▶ _Exercise prompt_
Return the whole listing exactly as it stands.

▶ _Material for this task_
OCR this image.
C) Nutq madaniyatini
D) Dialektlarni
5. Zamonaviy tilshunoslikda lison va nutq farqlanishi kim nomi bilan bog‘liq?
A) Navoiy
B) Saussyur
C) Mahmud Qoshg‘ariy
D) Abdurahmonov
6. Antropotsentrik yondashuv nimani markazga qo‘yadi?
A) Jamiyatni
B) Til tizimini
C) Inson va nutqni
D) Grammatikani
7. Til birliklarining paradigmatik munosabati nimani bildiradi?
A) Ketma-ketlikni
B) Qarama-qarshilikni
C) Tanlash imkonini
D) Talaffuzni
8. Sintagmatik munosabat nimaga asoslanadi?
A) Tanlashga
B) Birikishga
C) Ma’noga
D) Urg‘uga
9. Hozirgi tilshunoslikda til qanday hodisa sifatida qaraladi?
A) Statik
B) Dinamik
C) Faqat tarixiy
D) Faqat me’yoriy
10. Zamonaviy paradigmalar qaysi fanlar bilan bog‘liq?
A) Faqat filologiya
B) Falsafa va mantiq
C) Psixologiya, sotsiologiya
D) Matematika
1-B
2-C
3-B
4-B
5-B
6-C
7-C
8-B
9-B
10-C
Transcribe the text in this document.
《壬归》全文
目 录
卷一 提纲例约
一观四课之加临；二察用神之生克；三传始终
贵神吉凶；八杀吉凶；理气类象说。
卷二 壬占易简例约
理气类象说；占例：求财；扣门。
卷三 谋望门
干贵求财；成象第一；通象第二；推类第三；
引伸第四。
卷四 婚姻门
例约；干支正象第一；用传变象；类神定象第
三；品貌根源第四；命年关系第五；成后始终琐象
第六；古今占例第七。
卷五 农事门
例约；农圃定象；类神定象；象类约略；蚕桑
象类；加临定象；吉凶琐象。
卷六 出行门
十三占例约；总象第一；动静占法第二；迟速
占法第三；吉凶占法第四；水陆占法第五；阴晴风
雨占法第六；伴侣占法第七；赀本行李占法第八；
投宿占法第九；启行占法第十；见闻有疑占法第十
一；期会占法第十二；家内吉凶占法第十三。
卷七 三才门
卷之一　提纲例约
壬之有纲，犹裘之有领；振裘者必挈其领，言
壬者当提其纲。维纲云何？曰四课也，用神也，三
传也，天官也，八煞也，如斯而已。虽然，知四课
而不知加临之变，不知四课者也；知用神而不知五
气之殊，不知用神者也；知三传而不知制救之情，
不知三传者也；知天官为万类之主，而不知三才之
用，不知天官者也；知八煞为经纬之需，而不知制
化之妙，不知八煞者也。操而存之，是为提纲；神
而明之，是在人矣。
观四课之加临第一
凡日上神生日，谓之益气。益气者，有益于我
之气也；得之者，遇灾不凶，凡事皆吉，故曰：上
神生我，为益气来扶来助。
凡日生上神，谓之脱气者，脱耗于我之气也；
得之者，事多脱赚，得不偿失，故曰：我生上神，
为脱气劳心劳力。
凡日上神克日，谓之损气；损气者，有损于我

▶ _The solution_
OCR this image.
C) Nutq madaniyatini
D) Dialektlarni
5. Zamonaviy tilshunoslikda lison va nutq farqlanishi kim nomi bilan bog‘liq?
A) Navoiy
B) Saussyur
C) Mahmud Qoshg‘ariy
D) Abdurahmonov
6. Antropotsentrik yondashuv nimani markazga qo‘yadi?
A) Jamiyatni
B) Til tizimini
C) Inson va nutqni
D) Grammatikani
7. Til birliklarining paradigmatik munosabati nimani bildiradi?
A) Ketma-ketlikni
B) Qarama-qarshilikni
C) Tanlash imkonini
D) Talaffuzni
8. Sintagmatik munosabat nimaga asoslanadi?
A) Tanlashga
B) Birikishga
C) Ma’noga
D) Urg‘uga
9. Hozirgi tilshunoslikda til qanday hodisa sifatida qaraladi?
A) Statik
B) Dinamik
C) Faqat tarixiy
D) Faqat me’yoriy
10. Zamonaviy paradigmalar qaysi fanlar bilan bog‘liq?
A) Faqat filologiya
B) Falsafa va mantiq
C) Psixologiya, sotsiologiya
D) Matematika
1-B
2-C
3-B
4-B
5-B
6-C
7-C
8-B
9-B
10-C
Transcribe the text in this document.
《壬归》全文
目 录
卷一 提纲例约
一观四课之加临；二察用神之生克；三传始终
贵神吉凶；八杀吉凶；理气类象说。
卷二 壬占易简例约
理气类象说；占例：求财；扣门。
卷三 谋望门
干贵求财；成象第一；通象第二；推类第三；
引伸第四。
卷四 婚姻门
例约；干支正象第一；用传变象；类神定象第
三；品貌根源第四；命年关系第五；成后始终琐象
第六；古今占例第七。
卷五 农事门
例约；农圃定象；类神定象；象类约略；蚕桑
象类；加临定象；吉凶琐象。
卷六 出行门
十三占例约；总象第一；动静占法第二；迟速
占法第三；吉凶占法第四；水陆占法第五；阴晴风
雨占法第六；伴侣占法第七；赀本行李占法第八；
投宿占法第九；启行占法第十；见闻有疑占法第十
一；期会占法第十二；家内吉凶占法第十三。
卷七 三才门
卷之一　提纲例约
壬之有纲，犹裘之有领；振裘者必挈其领，言
壬者当提其纲。维纲云何？曰四课也，用神也，三
传也，天官也，八煞也，如斯而已。虽然，知四课
而不知加临之变，不知四课者也；知用神而不知五
气之殊，不知用神者也；知三传而不知制救之情，
不知三传者也；知天官为万类之主，而不知三才之
用，不知天官者也；知八煞为经纬之需，而不知制
化之妙，不知八煞者也。操而存之，是为提纲；神
而明之，是在人矣。
观四课之加临第一
凡日上神生日，谓之益气。益气者，有益于我
之气也；得之者，遇灾不凶，凡事皆吉，故曰：上
神生我，为益气来扶来助。
凡日生上神，谓之脱气者，脱耗于我之气也；
得之者，事多脱赚，得不偿失，故曰：我生上神，
为脱气劳心劳力。
凡日上神克日，谓之损气；损气者，有损于我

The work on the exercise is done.